Set exercise: Return, word for word, every line that follows.

Extracted entries:
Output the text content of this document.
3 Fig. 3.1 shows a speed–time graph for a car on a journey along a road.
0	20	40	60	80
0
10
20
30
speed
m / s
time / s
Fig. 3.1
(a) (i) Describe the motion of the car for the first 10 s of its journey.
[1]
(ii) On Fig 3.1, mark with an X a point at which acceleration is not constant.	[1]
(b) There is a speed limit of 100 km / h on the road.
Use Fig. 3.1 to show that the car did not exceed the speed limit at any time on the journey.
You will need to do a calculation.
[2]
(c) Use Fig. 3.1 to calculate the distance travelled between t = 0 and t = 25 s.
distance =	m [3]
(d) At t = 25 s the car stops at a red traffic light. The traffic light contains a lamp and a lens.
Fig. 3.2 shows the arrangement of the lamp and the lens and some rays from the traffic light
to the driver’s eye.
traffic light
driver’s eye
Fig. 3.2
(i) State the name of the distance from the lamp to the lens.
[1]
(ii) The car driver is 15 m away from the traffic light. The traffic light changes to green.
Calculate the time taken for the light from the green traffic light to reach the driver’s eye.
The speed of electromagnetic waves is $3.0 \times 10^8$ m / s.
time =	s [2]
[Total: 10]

Solution:
Output the text content of this document.
3 Fig. 3.1 shows a speed–time graph for a car on a journey along a road.
0	20	40	60	80
0
10
20
30
speed
m / s
time / s
Fig. 3.1
(a) (i) Describe the motion of the car for the first 10 s of its journey.
[1]
(ii) On Fig 3.1, mark with an X a point at which acceleration is not constant.	[1]
(b) There is a speed limit of 100 km / h on the road.
Use Fig. 3.1 to show that the car did not exceed the speed limit at any time on the journey.
You will need to do a calculation.
[2]
(c) Use Fig. 3.1 to calculate the distance travelled between t = 0 and t = 25 s.
distance =	m [3]
(d) At t = 25 s the car stops at a red traffic light. The traffic light contains a lamp and a lens.
Fig. 3.2 shows the arrangement of the lamp and the lens and some rays from the traffic light
to the driver’s eye.
traffic light
driver’s eye
Fig. 3.2
(i) State the name of the distance from the lamp to the lens.
[1]
(ii) The car driver is 15 m away from the traffic light. The traffic light changes to green.
Calculate the time taken for the light from the green traffic light to reach the driver’s eye.
The speed of electromagnetic waves is $3.0 \times 10^8$ m / s.
time =	s [2]
[Total: 10]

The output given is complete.